Repeat every record below exactly, but leave out any pictures.

>>>>>

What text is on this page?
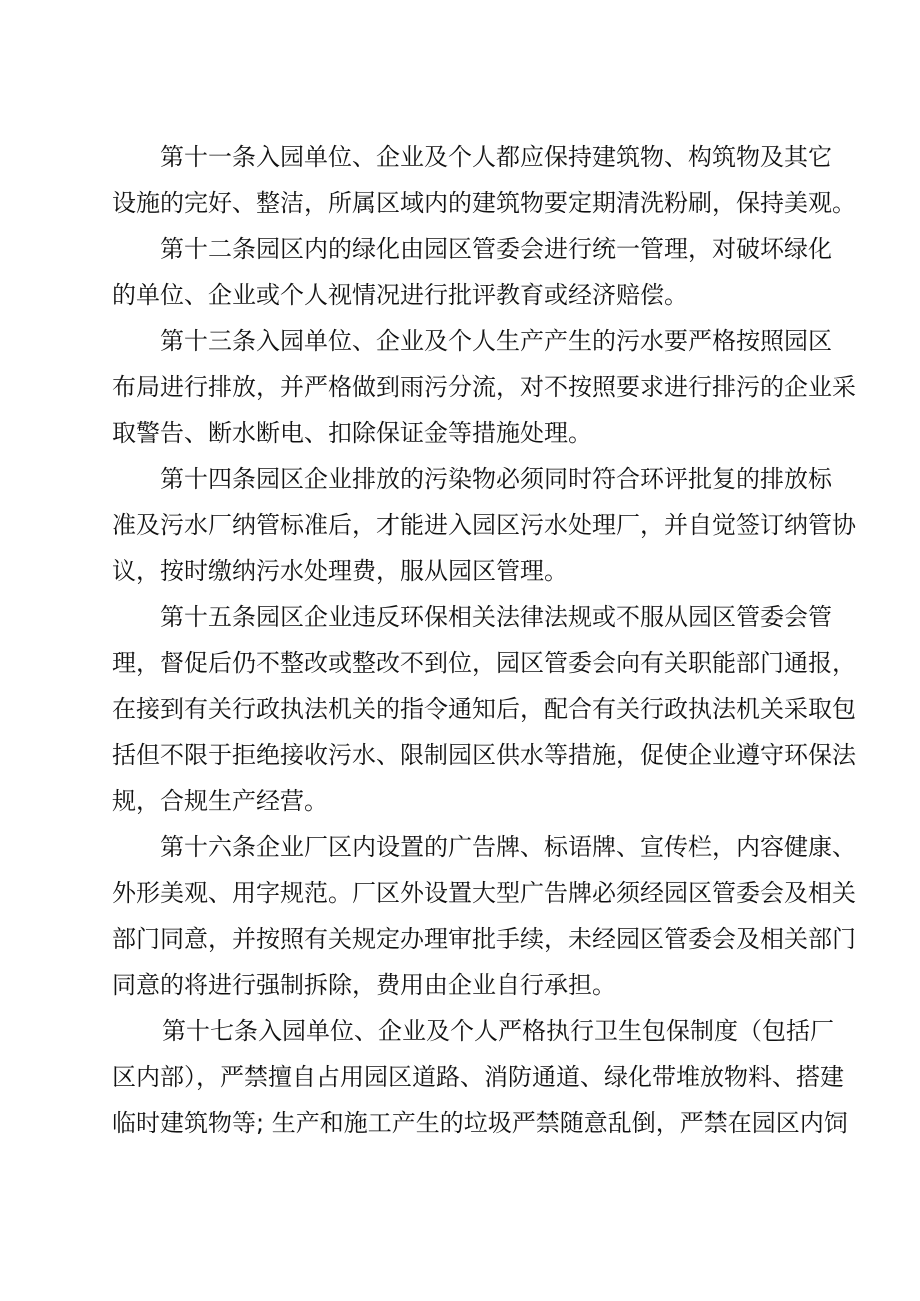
第十一条入园单位、企业及个人都应保持建筑物、构筑物及其它
设施的完好、整洁，所属区域内的建筑物要定期清洗粉刷，保持美观。
第十二条园区内的绿化由园区管委会进行统一管理，对破坏绿化
的单位、企业或个人视情况进行批评教育或经济赔偿。
第十三条入园单位、企业及个人生产产生的污水要严格按照园区
布局进行排放，并严格做到雨污分流，对不按照要求进行排污的企业采
取警告、断水断电、扣除保证金等措施处理。
第十四条园区企业排放的污染物必须同时符合环评批复的排放标
准及污水厂纳管标准后，才能进入园区污水处理厂，并自觉签订纳管协
议，按时缴纳污水处理费，服从园区管理。
第十五条园区企业违反环保相关法律法规或不服从园区管委会管
理，督促后仍不整改或整改不到位，园区管委会向有关职能部门通报，
在接到有关行政执法机关的指令通知后，配合有关行政执法机关采取包
括但不限于拒绝接收污水、限制园区供水等措施，促使企业遵守环保法
规，合规生产经营。
第十六条企业厂区内设置的广告牌、标语牌、宣传栏，内容健康、
外形美观、用字规范。厂区外设置大型广告牌必须经园区管委会及相关
部门同意，并按照有关规定办理审批手续，未经园区管委会及相关部门
同意的将进行强制拆除，费用由企业自行承担。
第十七条入园单位、企业及个人严格执行卫生包保制度（包括厂
区内部），严禁擅自占用园区道路、消防通道、绿化带堆放物料、搭建
临时建筑物等; 生产和施工产生的垃圾严禁随意乱倒，严禁在园区内饲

<<<<<

_Output for this task:_
What text is on this page?
第十一条入园单位、企业及个人都应保持建筑物、构筑物及其它
设施的完好、整洁，所属区域内的建筑物要定期清洗粉刷，保持美观。
第十二条园区内的绿化由园区管委会进行统一管理，对破坏绿化
的单位、企业或个人视情况进行批评教育或经济赔偿。
第十三条入园单位、企业及个人生产产生的污水要严格按照园区
布局进行排放，并严格做到雨污分流，对不按照要求进行排污的企业采
取警告、断水断电、扣除保证金等措施处理。
第十四条园区企业排放的污染物必须同时符合环评批复的排放标
准及污水厂纳管标准后，才能进入园区污水处理厂，并自觉签订纳管协
议，按时缴纳污水处理费，服从园区管理。
第十五条园区企业违反环保相关法律法规或不服从园区管委会管
理，督促后仍不整改或整改不到位，园区管委会向有关职能部门通报，
在接到有关行政执法机关的指令通知后，配合有关行政执法机关采取包
括但不限于拒绝接收污水、限制园区供水等措施，促使企业遵守环保法
规，合规生产经营。
第十六条企业厂区内设置的广告牌、标语牌、宣传栏，内容健康、
外形美观、用字规范。厂区外设置大型广告牌必须经园区管委会及相关
部门同意，并按照有关规定办理审批手续，未经园区管委会及相关部门
同意的将进行强制拆除，费用由企业自行承担。
第十七条入园单位、企业及个人严格执行卫生包保制度（包括厂
区内部），严禁擅自占用园区道路、消防通道、绿化带堆放物料、搭建
临时建筑物等; 生产和施工产生的垃圾严禁随意乱倒，严禁在园区内饲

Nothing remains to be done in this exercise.